▸ Task instructions: Retype the material in full, keeping every word the same.

▸ Supplied material:
%%

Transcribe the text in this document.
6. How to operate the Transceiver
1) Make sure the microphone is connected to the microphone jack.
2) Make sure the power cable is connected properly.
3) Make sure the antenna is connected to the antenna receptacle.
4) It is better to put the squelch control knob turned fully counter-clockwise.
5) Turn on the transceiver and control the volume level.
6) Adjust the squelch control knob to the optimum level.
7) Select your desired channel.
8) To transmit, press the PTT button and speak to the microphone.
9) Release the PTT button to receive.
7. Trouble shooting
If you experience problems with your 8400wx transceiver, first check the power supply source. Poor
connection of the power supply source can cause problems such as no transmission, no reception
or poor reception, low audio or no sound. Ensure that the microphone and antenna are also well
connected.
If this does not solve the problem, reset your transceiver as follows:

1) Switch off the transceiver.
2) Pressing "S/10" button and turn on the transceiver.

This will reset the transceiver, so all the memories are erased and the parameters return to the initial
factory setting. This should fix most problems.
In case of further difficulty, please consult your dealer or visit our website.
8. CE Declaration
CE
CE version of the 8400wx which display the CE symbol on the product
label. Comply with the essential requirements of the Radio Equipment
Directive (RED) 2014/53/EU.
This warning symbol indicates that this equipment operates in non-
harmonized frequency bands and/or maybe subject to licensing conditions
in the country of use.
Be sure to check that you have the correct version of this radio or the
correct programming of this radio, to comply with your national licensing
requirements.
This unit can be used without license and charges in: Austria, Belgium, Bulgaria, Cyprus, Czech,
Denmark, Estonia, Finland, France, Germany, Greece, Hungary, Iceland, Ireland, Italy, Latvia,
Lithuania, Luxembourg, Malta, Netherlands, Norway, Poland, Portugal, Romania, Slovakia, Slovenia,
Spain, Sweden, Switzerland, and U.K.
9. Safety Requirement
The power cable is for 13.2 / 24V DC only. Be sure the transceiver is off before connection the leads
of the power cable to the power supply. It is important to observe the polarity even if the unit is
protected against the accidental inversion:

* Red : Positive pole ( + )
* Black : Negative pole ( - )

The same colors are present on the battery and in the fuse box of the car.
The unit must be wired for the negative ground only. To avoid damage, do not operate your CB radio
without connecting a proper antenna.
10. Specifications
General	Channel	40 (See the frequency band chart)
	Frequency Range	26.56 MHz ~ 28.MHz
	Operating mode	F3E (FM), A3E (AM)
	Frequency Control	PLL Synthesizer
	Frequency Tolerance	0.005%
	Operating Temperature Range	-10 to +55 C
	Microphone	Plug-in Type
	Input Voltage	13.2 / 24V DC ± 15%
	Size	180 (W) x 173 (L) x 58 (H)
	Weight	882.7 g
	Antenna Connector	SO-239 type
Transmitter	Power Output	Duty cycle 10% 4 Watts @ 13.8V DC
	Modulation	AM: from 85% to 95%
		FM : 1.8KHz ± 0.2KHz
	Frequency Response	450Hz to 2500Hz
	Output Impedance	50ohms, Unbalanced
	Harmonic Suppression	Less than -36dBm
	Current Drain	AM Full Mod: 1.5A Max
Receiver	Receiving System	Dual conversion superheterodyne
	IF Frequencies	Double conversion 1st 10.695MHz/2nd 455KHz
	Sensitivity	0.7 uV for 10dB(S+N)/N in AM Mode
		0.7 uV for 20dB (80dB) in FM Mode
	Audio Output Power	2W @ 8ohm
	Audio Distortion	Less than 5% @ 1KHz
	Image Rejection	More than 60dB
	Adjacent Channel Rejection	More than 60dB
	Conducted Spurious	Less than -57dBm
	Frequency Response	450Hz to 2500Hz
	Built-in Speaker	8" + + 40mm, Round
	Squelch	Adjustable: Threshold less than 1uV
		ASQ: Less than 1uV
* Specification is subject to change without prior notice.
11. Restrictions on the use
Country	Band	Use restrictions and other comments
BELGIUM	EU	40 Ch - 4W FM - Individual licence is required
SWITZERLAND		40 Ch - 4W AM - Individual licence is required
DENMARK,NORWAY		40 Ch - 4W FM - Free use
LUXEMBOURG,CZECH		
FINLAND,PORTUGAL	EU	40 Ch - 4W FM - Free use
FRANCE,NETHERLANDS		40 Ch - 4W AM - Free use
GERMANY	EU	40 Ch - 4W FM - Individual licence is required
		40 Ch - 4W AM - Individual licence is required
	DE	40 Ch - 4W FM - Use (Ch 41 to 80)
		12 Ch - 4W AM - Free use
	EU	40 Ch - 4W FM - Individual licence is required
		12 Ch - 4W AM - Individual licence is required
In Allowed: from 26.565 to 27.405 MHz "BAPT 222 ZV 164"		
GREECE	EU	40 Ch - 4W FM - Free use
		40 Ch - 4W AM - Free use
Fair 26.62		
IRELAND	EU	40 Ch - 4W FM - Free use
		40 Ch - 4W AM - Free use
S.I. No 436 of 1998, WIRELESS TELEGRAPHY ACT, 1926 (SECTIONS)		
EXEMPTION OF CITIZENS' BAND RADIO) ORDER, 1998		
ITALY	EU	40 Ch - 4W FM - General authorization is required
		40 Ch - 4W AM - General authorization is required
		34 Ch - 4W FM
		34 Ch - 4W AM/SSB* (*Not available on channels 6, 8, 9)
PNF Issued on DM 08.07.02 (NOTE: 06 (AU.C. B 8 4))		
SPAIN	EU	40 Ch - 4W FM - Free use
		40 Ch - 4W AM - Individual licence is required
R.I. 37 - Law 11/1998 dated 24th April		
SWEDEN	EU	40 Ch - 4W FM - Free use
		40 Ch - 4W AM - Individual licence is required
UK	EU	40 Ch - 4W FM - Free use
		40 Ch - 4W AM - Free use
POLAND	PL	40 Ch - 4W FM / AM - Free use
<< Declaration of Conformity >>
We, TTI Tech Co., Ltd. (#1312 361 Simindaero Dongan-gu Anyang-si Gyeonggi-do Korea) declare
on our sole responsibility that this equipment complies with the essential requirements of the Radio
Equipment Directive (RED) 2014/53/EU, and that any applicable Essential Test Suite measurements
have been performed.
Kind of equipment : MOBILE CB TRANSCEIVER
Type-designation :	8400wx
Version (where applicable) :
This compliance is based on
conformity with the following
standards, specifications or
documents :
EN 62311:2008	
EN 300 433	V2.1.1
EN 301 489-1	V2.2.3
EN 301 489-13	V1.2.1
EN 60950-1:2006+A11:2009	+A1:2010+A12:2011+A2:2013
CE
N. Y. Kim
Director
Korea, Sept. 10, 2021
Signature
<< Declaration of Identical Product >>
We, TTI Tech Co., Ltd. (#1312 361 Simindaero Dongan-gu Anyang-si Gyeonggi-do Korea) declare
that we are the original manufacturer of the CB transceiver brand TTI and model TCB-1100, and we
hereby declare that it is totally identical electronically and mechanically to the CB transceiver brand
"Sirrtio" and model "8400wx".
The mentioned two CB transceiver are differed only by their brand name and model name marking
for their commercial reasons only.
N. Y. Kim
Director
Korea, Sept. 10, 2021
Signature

%%

▸ Response for this exercise:
Transcribe the text in this document.
6. How to operate the Transceiver
1) Make sure the microphone is connected to the microphone jack.
2) Make sure the power cable is connected properly.
3) Make sure the antenna is connected to the antenna receptacle.
4) It is better to put the squelch control knob turned fully counter-clockwise.
5) Turn on the transceiver and control the volume level.
6) Adjust the squelch control knob to the optimum level.
7) Select your desired channel.
8) To transmit, press the PTT button and speak to the microphone.
9) Release the PTT button to receive.
7. Trouble shooting
If you experience problems with your 8400wx transceiver, first check the power supply source. Poor
connection of the power supply source can cause problems such as no transmission, no reception
or poor reception, low audio or no sound. Ensure that the microphone and antenna are also well
connected.
If this does not solve the problem, reset your transceiver as follows:

1) Switch off the transceiver.
2) Pressing "S/10" button and turn on the transceiver.

This will reset the transceiver, so all the memories are erased and the parameters return to the initial
factory setting. This should fix most problems.
In case of further difficulty, please consult your dealer or visit our website.
8. CE Declaration
CE
CE version of the 8400wx which display the CE symbol on the product
label. Comply with the essential requirements of the Radio Equipment
Directive (RED) 2014/53/EU.
This warning symbol indicates that this equipment operates in non-
harmonized frequency bands and/or maybe subject to licensing conditions
in the country of use.
Be sure to check that you have the correct version of this radio or the
correct programming of this radio, to comply with your national licensing
requirements.
This unit can be used without license and charges in: Austria, Belgium, Bulgaria, Cyprus, Czech,
Denmark, Estonia, Finland, France, Germany, Greece, Hungary, Iceland, Ireland, Italy, Latvia,
Lithuania, Luxembourg, Malta, Netherlands, Norway, Poland, Portugal, Romania, Slovakia, Slovenia,
Spain, Sweden, Switzerland, and U.K.
9. Safety Requirement
The power cable is for 13.2 / 24V DC only. Be sure the transceiver is off before connection the leads
of the power cable to the power supply. It is important to observe the polarity even if the unit is
protected against the accidental inversion:

* Red : Positive pole ( + )
* Black : Negative pole ( - )

The same colors are present on the battery and in the fuse box of the car.
The unit must be wired for the negative ground only. To avoid damage, do not operate your CB radio
without connecting a proper antenna.
10. Specifications
General	Channel	40 (See the frequency band chart)
	Frequency Range	26.56 MHz ~ 28.MHz
	Operating mode	F3E (FM), A3E (AM)
	Frequency Control	PLL Synthesizer
	Frequency Tolerance	0.005%
	Operating Temperature Range	-10 to +55 C
	Microphone	Plug-in Type
	Input Voltage	13.2 / 24V DC ± 15%
	Size	180 (W) x 173 (L) x 58 (H)
	Weight	882.7 g
	Antenna Connector	SO-239 type
Transmitter	Power Output	Duty cycle 10% 4 Watts @ 13.8V DC
	Modulation	AM: from 85% to 95%
		FM : 1.8KHz ± 0.2KHz
	Frequency Response	450Hz to 2500Hz
	Output Impedance	50ohms, Unbalanced
	Harmonic Suppression	Less than -36dBm
	Current Drain	AM Full Mod: 1.5A Max
Receiver	Receiving System	Dual conversion superheterodyne
	IF Frequencies	Double conversion 1st 10.695MHz/2nd 455KHz
	Sensitivity	0.7 uV for 10dB(S+N)/N in AM Mode
		0.7 uV for 20dB (80dB) in FM Mode
	Audio Output Power	2W @ 8ohm
	Audio Distortion	Less than 5% @ 1KHz
	Image Rejection	More than 60dB
	Adjacent Channel Rejection	More than 60dB
	Conducted Spurious	Less than -57dBm
	Frequency Response	450Hz to 2500Hz
	Built-in Speaker	8" + + 40mm, Round
	Squelch	Adjustable: Threshold less than 1uV
		ASQ: Less than 1uV
* Specification is subject to change without prior notice.
11. Restrictions on the use
Country	Band	Use restrictions and other comments
BELGIUM	EU	40 Ch - 4W FM - Individual licence is required
SWITZERLAND		40 Ch - 4W AM - Individual licence is required
DENMARK,NORWAY		40 Ch - 4W FM - Free use
LUXEMBOURG,CZECH		
FINLAND,PORTUGAL	EU	40 Ch - 4W FM - Free use
FRANCE,NETHERLANDS		40 Ch - 4W AM - Free use
GERMANY	EU	40 Ch - 4W FM - Individual licence is required
		40 Ch - 4W AM - Individual licence is required
	DE	40 Ch - 4W FM - Use (Ch 41 to 80)
		12 Ch - 4W AM - Free use
	EU	40 Ch - 4W FM - Individual licence is required
		12 Ch - 4W AM - Individual licence is required
In Allowed: from 26.565 to 27.405 MHz "BAPT 222 ZV 164"		
GREECE	EU	40 Ch - 4W FM - Free use
		40 Ch - 4W AM - Free use
Fair 26.62		
IRELAND	EU	40 Ch - 4W FM - Free use
		40 Ch - 4W AM - Free use
S.I. No 436 of 1998, WIRELESS TELEGRAPHY ACT, 1926 (SECTIONS)		
EXEMPTION OF CITIZENS' BAND RADIO) ORDER, 1998		
ITALY	EU	40 Ch - 4W FM - General authorization is required
		40 Ch - 4W AM - General authorization is required
		34 Ch - 4W FM
		34 Ch - 4W AM/SSB* (*Not available on channels 6, 8, 9)
PNF Issued on DM 08.07.02 (NOTE: 06 (AU.C. B 8 4))		
SPAIN	EU	40 Ch - 4W FM - Free use
		40 Ch - 4W AM - Individual licence is required
R.I. 37 - Law 11/1998 dated 24th April		
SWEDEN	EU	40 Ch - 4W FM - Free use
		40 Ch - 4W AM - Individual licence is required
UK	EU	40 Ch - 4W FM - Free use
		40 Ch - 4W AM - Free use
POLAND	PL	40 Ch - 4W FM / AM - Free use
<< Declaration of Conformity >>
We, TTI Tech Co., Ltd. (#1312 361 Simindaero Dongan-gu Anyang-si Gyeonggi-do Korea) declare
on our sole responsibility that this equipment complies with the essential requirements of the Radio
Equipment Directive (RED) 2014/53/EU, and that any applicable Essential Test Suite measurements
have been performed.
Kind of equipment : MOBILE CB TRANSCEIVER
Type-designation :	8400wx
Version (where applicable) :
This compliance is based on
conformity with the following
standards, specifications or
documents :
EN 62311:2008	
EN 300 433	V2.1.1
EN 301 489-1	V2.2.3
EN 301 489-13	V1.2.1
EN 60950-1:2006+A11:2009	+A1:2010+A12:2011+A2:2013
CE
N. Y. Kim
Director
Korea, Sept. 10, 2021
Signature
<< Declaration of Identical Product >>
We, TTI Tech Co., Ltd. (#1312 361 Simindaero Dongan-gu Anyang-si Gyeonggi-do Korea) declare
that we are the original manufacturer of the CB transceiver brand TTI and model TCB-1100, and we
hereby declare that it is totally identical electronically and mechanically to the CB transceiver brand
"Sirrtio" and model "8400wx".
The mentioned two CB transceiver are differed only by their brand name and model name marking
for their commercial reasons only.
N. Y. Kim
Director
Korea, Sept. 10, 2021
Signature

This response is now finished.